WRITTEN INSTRUCTION: Print the lines of the records below exactly as they stand, from the line containing "button[interactable]: 7 <box>0" through the line containing "staticText: 6 <box>333 562 351 599</box>", both included, and nothing else.

Stored dataset items:
::::::::
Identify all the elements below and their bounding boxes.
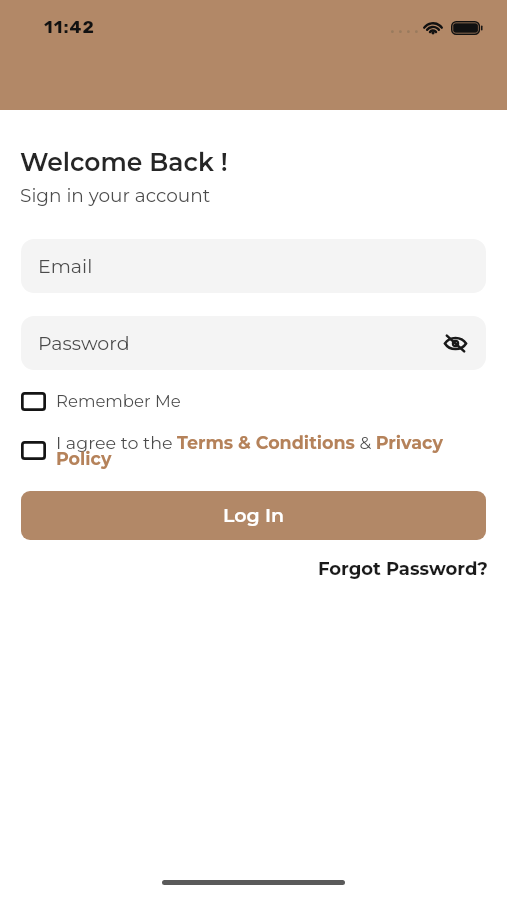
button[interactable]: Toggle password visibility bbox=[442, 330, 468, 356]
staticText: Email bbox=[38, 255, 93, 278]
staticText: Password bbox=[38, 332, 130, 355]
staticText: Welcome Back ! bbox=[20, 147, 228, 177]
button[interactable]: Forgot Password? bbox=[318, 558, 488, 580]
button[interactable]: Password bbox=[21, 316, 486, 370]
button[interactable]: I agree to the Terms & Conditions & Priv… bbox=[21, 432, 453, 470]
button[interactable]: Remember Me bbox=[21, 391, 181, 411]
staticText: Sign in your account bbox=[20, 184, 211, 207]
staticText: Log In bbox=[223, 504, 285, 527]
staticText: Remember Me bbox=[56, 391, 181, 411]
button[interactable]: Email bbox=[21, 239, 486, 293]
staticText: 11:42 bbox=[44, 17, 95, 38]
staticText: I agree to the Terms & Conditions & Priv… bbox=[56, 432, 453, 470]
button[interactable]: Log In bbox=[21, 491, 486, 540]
::::::::
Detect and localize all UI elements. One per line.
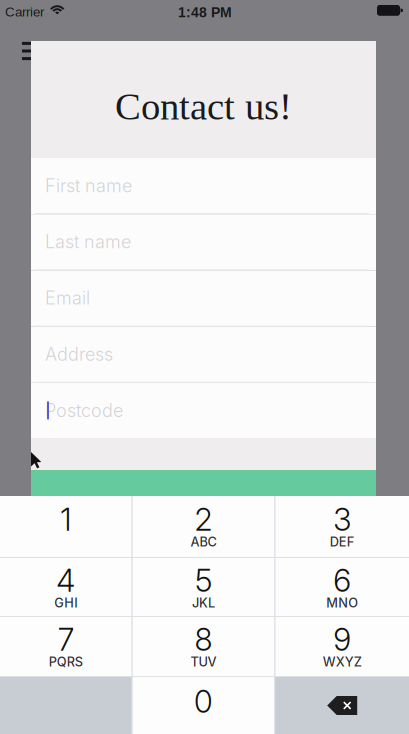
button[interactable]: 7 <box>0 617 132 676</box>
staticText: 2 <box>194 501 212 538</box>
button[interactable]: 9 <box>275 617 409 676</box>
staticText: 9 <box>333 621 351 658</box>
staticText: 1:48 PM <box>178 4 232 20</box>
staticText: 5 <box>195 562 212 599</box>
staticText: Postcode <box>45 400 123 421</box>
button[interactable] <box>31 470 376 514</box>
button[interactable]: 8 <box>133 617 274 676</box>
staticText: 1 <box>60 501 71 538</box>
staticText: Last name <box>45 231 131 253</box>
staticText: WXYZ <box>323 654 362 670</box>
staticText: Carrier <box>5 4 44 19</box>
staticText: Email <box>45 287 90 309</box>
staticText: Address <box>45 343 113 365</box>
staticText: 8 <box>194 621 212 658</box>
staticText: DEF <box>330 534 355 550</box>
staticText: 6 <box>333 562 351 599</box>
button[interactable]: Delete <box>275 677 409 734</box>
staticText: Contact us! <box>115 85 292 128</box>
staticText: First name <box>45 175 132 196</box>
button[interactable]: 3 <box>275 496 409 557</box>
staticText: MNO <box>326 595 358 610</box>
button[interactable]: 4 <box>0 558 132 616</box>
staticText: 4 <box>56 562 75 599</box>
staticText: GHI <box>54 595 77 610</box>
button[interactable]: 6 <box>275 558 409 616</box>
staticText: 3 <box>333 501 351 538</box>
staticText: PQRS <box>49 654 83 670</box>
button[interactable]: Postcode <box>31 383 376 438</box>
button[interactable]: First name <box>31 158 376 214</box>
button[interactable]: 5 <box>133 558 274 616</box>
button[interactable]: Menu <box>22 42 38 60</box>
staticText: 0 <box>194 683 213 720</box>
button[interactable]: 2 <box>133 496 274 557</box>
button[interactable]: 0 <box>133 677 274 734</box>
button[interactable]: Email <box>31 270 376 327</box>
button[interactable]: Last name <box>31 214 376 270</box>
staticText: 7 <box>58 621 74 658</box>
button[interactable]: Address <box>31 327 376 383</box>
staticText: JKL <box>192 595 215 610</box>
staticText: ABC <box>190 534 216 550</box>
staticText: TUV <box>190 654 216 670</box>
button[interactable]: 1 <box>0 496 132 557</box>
::::::::
FINISHED EXERCISE:
button[interactable]: 7 <box>0 617 132 676</box>
staticText: 2 <box>194 501 212 538</box>
button[interactable]: 9 <box>275 617 409 676</box>
staticText: 9 <box>333 621 351 658</box>
staticText: 1:48 PM <box>178 4 232 20</box>
staticText: 5 <box>195 562 212 599</box>
staticText: Postcode <box>45 400 123 421</box>
button[interactable] <box>31 470 376 514</box>
button[interactable]: 8 <box>133 617 274 676</box>
staticText: 1 <box>60 501 71 538</box>
staticText: Last name <box>45 231 131 253</box>
staticText: WXYZ <box>323 654 362 670</box>
staticText: Carrier <box>5 4 44 19</box>
staticText: Email <box>45 287 90 309</box>
staticText: Address <box>45 343 113 365</box>
staticText: 8 <box>194 621 212 658</box>
staticText: DEF <box>330 534 355 550</box>
staticText: 6 <box>333 562 351 599</box>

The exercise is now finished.